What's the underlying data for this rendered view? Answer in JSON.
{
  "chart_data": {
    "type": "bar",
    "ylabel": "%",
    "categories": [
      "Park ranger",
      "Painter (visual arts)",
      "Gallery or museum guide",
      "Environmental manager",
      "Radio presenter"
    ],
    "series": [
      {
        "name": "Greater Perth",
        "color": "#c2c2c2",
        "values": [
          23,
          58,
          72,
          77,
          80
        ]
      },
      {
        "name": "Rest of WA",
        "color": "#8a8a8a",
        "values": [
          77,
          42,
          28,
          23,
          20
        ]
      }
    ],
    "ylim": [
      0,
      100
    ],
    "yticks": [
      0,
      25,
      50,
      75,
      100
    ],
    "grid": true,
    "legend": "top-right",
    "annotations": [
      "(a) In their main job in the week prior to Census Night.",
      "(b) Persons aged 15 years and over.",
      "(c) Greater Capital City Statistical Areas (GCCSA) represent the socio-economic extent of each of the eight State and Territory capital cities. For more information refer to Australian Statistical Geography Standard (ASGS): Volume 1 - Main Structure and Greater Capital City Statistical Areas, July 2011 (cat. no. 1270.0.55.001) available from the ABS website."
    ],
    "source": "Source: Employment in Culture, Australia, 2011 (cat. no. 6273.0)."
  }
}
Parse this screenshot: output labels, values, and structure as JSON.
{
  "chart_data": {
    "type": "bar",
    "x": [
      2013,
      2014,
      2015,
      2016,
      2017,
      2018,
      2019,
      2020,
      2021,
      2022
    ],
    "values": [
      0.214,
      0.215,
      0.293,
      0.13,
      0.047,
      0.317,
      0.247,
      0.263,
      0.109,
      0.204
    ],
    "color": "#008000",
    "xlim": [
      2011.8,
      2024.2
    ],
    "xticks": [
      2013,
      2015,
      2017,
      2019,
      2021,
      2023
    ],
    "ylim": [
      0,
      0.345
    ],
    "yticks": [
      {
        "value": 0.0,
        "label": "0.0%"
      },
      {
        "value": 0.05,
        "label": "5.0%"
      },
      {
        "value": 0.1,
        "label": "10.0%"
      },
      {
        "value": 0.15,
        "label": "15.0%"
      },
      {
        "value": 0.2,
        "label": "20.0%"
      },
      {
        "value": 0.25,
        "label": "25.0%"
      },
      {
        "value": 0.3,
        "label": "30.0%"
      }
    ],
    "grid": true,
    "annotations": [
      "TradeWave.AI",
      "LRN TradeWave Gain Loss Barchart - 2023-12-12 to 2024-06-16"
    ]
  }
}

------------------------------------

▶ **Problem to work on**: Write out the data exactly as it stands.

▶ **Written solution**:
What's the underlying data for this rendered view? Answer in JSON.
{
  "chart_data": {
    "type": "bar",
    "ylabel": "%",
    "categories": [
      "Park ranger",
      "Painter (visual arts)",
      "Gallery or museum guide",
      "Environmental manager",
      "Radio presenter"
    ],
    "series": [
      {
        "name": "Greater Perth",
        "color": "#c2c2c2",
        "values": [
          23,
          58,
          72,
          77,
          80
        ]
      },
      {
        "name": "Rest of WA",
        "color": "#8a8a8a",
        "values": [
          77,
          42,
          28,
          23,
          20
        ]
      }
    ],
    "ylim": [
      0,
      100
    ],
    "yticks": [
      0,
      25,
      50,
      75,
      100
    ],
    "grid": true,
    "legend": "top-right",
    "annotations": [
      "(a) In their main job in the week prior to Census Night.",
      "(b) Persons aged 15 years and over.",
      "(c) Greater Capital City Statistical Areas (GCCSA) represent the socio-economic extent of each of the eight State and Territory capital cities. For more information refer to Australian Statistical Geography Standard (ASGS): Volume 1 - Main Structure and Greater Capital City Statistical Areas, July 2011 (cat. no. 1270.0.55.001) available from the ABS website."
    ],
    "source": "Source: Employment in Culture, Australia, 2011 (cat. no. 6273.0)."
  }
}
Parse this screenshot: output labels, values, and structure as JSON.
{
  "chart_data": {
    "type": "bar",
    "x": [
      2013,
      2014,
      2015,
      2016,
      2017,
      2018,
      2019,
      2020,
      2021,
      2022
    ],
    "values": [
      0.214,
      0.215,
      0.293,
      0.13,
      0.047,
      0.317,
      0.247,
      0.263,
      0.109,
      0.204
    ],
    "color": "#008000",
    "xlim": [
      2011.8,
      2024.2
    ],
    "xticks": [
      2013,
      2015,
      2017,
      2019,
      2021,
      2023
    ],
    "ylim": [
      0,
      0.345
    ],
    "yticks": [
      {
        "value": 0.0,
        "label": "0.0%"
      },
      {
        "value": 0.05,
        "label": "5.0%"
      },
      {
        "value": 0.1,
        "label": "10.0%"
      },
      {
        "value": 0.15,
        "label": "15.0%"
      },
      {
        "value": 0.2,
        "label": "20.0%"
      },
      {
        "value": 0.25,
        "label": "25.0%"
      },
      {
        "value": 0.3,
        "label": "30.0%"
      }
    ],
    "grid": true,
    "annotations": [
      "TradeWave.AI",
      "LRN TradeWave Gain Loss Barchart - 2023-12-12 to 2024-06-16"
    ]
  }
}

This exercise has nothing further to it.